(Material to process)
## begin

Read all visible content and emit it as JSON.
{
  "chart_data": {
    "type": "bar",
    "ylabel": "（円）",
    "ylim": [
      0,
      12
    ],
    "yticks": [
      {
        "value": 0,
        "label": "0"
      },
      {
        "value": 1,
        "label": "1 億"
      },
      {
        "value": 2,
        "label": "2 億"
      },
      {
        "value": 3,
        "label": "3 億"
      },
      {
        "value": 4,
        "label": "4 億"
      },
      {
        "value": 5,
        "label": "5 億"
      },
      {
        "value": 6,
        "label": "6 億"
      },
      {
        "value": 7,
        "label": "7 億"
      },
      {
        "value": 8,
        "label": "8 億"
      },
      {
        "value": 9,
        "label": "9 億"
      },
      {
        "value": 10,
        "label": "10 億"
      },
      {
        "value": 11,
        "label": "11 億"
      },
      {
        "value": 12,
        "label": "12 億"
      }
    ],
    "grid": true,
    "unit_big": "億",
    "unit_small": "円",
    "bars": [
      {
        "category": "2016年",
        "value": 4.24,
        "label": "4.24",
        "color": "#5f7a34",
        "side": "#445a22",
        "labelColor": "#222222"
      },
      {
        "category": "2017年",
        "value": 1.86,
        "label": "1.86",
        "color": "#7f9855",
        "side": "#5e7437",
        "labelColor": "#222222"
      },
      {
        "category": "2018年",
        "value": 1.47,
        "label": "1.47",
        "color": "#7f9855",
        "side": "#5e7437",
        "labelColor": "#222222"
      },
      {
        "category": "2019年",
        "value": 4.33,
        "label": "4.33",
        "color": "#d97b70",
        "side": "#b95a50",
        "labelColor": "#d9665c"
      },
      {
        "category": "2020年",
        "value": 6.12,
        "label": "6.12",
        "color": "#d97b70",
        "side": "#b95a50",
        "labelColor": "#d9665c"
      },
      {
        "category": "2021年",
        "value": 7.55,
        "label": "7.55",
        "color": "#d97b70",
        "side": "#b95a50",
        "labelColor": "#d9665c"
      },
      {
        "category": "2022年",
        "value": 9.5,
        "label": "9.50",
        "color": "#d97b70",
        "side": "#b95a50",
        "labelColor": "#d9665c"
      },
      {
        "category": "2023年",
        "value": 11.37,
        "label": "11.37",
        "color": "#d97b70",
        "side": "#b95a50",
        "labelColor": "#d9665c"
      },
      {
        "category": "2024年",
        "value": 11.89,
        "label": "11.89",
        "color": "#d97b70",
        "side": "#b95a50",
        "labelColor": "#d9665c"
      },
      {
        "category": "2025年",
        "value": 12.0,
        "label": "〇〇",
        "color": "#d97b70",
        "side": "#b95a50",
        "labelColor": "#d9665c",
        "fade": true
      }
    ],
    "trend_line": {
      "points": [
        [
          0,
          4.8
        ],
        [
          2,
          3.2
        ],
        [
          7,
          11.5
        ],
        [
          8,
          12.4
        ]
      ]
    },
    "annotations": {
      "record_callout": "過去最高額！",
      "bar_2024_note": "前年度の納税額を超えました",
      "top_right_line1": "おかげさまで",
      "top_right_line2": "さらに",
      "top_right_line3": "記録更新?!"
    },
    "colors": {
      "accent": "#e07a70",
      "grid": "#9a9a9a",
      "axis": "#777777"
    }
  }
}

## end

(Directions)
In the entries above, identify each line that includes the string "category", then copy it.

(Exercise solution)
        "category": "2016年",
        "category": "2017年",
        "category": "2018年",
        "category": "2019年",
        "category": "2020年",
        "category": "2021年",
        "category": "2022年",
        "category": "2023年",
        "category": "2024年",
        "category": "2025年",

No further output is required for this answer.